_Problem statement_
Write out the listing below again, precisely as it is given.

— begin Data records —

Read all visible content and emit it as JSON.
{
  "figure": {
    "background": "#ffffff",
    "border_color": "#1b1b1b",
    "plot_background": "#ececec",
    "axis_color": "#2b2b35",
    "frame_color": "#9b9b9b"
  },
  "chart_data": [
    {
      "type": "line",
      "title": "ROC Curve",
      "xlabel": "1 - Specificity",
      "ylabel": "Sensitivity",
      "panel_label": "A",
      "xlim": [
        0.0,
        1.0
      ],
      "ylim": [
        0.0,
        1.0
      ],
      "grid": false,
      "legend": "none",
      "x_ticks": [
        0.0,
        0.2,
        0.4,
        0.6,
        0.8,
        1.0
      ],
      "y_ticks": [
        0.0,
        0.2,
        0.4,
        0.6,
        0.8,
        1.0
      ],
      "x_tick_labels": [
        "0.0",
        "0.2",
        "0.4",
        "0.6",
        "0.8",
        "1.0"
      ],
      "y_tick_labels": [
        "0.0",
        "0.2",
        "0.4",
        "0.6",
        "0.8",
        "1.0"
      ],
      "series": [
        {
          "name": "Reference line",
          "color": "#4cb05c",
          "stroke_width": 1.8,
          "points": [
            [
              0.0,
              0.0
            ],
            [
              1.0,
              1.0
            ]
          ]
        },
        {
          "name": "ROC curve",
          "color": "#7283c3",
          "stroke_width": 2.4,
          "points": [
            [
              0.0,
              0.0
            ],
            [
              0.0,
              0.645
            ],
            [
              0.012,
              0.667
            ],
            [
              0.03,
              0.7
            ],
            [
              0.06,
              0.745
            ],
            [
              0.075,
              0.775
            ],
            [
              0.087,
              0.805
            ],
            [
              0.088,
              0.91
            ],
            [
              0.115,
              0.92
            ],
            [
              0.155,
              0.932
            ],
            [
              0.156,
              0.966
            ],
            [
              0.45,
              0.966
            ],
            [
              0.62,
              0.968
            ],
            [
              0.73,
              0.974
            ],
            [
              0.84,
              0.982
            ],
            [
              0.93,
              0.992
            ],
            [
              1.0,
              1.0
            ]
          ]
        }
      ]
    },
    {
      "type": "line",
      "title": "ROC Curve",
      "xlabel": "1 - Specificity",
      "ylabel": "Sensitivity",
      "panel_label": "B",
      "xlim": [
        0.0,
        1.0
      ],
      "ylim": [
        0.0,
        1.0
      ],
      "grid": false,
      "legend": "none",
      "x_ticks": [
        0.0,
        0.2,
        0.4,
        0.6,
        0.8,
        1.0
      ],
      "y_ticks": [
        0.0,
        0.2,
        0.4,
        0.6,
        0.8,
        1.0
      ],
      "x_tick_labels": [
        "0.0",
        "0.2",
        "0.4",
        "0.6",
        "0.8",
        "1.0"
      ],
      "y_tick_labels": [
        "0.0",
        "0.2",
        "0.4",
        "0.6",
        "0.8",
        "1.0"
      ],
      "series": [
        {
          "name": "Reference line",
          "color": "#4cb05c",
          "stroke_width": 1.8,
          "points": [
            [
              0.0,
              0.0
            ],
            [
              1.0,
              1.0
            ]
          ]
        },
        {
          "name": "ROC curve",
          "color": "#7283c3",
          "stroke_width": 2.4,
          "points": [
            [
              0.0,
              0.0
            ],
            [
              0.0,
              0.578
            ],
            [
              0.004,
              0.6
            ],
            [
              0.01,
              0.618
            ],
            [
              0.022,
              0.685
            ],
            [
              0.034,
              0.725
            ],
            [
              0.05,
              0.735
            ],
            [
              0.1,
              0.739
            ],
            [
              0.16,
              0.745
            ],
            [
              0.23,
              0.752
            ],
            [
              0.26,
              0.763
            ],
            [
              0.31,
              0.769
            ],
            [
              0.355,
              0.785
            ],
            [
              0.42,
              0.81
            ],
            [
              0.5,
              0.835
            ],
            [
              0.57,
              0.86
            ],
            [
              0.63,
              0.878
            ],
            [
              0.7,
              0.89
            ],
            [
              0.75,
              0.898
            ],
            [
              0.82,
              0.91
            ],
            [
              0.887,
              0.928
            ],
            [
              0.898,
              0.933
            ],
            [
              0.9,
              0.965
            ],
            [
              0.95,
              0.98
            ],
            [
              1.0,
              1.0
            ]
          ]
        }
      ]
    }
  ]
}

— end Data records —

_Answer to this task_
Read all visible content and emit it as JSON.
{
  "figure": {
    "background": "#ffffff",
    "border_color": "#1b1b1b",
    "plot_background": "#ececec",
    "axis_color": "#2b2b35",
    "frame_color": "#9b9b9b"
  },
  "chart_data": [
    {
      "type": "line",
      "title": "ROC Curve",
      "xlabel": "1 - Specificity",
      "ylabel": "Sensitivity",
      "panel_label": "A",
      "xlim": [
        0.0,
        1.0
      ],
      "ylim": [
        0.0,
        1.0
      ],
      "grid": false,
      "legend": "none",
      "x_ticks": [
        0.0,
        0.2,
        0.4,
        0.6,
        0.8,
        1.0
      ],
      "y_ticks": [
        0.0,
        0.2,
        0.4,
        0.6,
        0.8,
        1.0
      ],
      "x_tick_labels": [
        "0.0",
        "0.2",
        "0.4",
        "0.6",
        "0.8",
        "1.0"
      ],
      "y_tick_labels": [
        "0.0",
        "0.2",
        "0.4",
        "0.6",
        "0.8",
        "1.0"
      ],
      "series": [
        {
          "name": "Reference line",
          "color": "#4cb05c",
          "stroke_width": 1.8,
          "points": [
            [
              0.0,
              0.0
            ],
            [
              1.0,
              1.0
            ]
          ]
        },
        {
          "name": "ROC curve",
          "color": "#7283c3",
          "stroke_width": 2.4,
          "points": [
            [
              0.0,
              0.0
            ],
            [
              0.0,
              0.645
            ],
            [
              0.012,
              0.667
            ],
            [
              0.03,
              0.7
            ],
            [
              0.06,
              0.745
            ],
            [
              0.075,
              0.775
            ],
            [
              0.087,
              0.805
            ],
            [
              0.088,
              0.91
            ],
            [
              0.115,
              0.92
            ],
            [
              0.155,
              0.932
            ],
            [
              0.156,
              0.966
            ],
            [
              0.45,
              0.966
            ],
            [
              0.62,
              0.968
            ],
            [
              0.73,
              0.974
            ],
            [
              0.84,
              0.982
            ],
            [
              0.93,
              0.992
            ],
            [
              1.0,
              1.0
            ]
          ]
        }
      ]
    },
    {
      "type": "line",
      "title": "ROC Curve",
      "xlabel": "1 - Specificity",
      "ylabel": "Sensitivity",
      "panel_label": "B",
      "xlim": [
        0.0,
        1.0
      ],
      "ylim": [
        0.0,
        1.0
      ],
      "grid": false,
      "legend": "none",
      "x_ticks": [
        0.0,
        0.2,
        0.4,
        0.6,
        0.8,
        1.0
      ],
      "y_ticks": [
        0.0,
        0.2,
        0.4,
        0.6,
        0.8,
        1.0
      ],
      "x_tick_labels": [
        "0.0",
        "0.2",
        "0.4",
        "0.6",
        "0.8",
        "1.0"
      ],
      "y_tick_labels": [
        "0.0",
        "0.2",
        "0.4",
        "0.6",
        "0.8",
        "1.0"
      ],
      "series": [
        {
          "name": "Reference line",
          "color": "#4cb05c",
          "stroke_width": 1.8,
          "points": [
            [
              0.0,
              0.0
            ],
            [
              1.0,
              1.0
            ]
          ]
        },
        {
          "name": "ROC curve",
          "color": "#7283c3",
          "stroke_width": 2.4,
          "points": [
            [
              0.0,
              0.0
            ],
            [
              0.0,
              0.578
            ],
            [
              0.004,
              0.6
            ],
            [
              0.01,
              0.618
            ],
            [
              0.022,
              0.685
            ],
            [
              0.034,
              0.725
            ],
            [
              0.05,
              0.735
            ],
            [
              0.1,
              0.739
            ],
            [
              0.16,
              0.745
            ],
            [
              0.23,
              0.752
            ],
            [
              0.26,
              0.763
            ],
            [
              0.31,
              0.769
            ],
            [
              0.355,
              0.785
            ],
            [
              0.42,
              0.81
            ],
            [
              0.5,
              0.835
            ],
            [
              0.57,
              0.86
            ],
            [
              0.63,
              0.878
            ],
            [
              0.7,
              0.89
            ],
            [
              0.75,
              0.898
            ],
            [
              0.82,
              0.91
            ],
            [
              0.887,
              0.928
            ],
            [
              0.898,
              0.933
            ],
            [
              0.9,
              0.965
            ],
            [
              0.95,
              0.98
            ],
            [
              1.0,
              1.0
            ]
          ]
        }
      ]
    }
  ]
}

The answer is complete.